** DATA RECORDS **
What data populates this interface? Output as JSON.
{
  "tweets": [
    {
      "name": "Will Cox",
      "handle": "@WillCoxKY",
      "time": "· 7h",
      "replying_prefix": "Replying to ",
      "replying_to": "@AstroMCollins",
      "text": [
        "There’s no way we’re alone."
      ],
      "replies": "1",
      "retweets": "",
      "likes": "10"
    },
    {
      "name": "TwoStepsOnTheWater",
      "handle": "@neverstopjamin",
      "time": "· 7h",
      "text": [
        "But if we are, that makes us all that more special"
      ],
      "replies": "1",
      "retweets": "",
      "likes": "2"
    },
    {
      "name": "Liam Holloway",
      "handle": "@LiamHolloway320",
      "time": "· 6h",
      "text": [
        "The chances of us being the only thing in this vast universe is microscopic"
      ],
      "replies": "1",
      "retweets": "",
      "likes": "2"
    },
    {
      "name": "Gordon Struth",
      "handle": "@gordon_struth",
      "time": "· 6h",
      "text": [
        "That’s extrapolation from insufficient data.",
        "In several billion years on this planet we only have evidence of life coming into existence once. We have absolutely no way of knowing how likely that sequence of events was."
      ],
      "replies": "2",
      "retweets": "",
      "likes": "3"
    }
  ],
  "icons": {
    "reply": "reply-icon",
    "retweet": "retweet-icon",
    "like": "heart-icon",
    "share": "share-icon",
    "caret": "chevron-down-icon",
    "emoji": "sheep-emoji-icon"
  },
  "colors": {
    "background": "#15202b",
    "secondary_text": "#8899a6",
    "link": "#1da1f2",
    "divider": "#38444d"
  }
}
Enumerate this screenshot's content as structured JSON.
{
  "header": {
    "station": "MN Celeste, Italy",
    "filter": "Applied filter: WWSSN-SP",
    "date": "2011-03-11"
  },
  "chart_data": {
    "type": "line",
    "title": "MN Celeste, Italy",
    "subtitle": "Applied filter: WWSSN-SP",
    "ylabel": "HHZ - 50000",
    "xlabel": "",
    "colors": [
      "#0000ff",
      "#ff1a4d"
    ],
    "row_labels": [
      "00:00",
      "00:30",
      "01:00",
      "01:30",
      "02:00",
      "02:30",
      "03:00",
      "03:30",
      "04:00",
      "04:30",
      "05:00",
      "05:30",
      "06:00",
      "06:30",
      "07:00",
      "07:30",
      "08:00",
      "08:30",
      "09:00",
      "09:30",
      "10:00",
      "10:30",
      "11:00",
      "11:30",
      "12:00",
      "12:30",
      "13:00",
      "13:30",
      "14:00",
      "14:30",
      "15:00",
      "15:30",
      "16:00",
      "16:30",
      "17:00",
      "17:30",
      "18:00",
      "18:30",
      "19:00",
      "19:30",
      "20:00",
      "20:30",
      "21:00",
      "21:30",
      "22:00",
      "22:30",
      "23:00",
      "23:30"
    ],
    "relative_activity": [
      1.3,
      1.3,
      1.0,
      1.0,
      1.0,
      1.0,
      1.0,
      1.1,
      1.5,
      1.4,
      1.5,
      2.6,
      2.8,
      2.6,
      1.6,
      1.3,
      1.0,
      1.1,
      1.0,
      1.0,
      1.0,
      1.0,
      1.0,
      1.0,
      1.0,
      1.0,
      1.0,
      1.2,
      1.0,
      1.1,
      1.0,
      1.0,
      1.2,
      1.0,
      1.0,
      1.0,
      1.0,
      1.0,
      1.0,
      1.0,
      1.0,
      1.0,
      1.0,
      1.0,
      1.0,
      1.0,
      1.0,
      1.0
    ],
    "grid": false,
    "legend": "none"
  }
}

** WRITTEN TASK **
Look through the data above. Copy every line with the string "only" in it.

** RESPONSE **
        "The chances of us being the only thing in this vast universe is microscopic"
        "In several billion years on this planet we only have evidence of life coming into existence once. We have absolutely no way of knowing how likely that sequence of events was."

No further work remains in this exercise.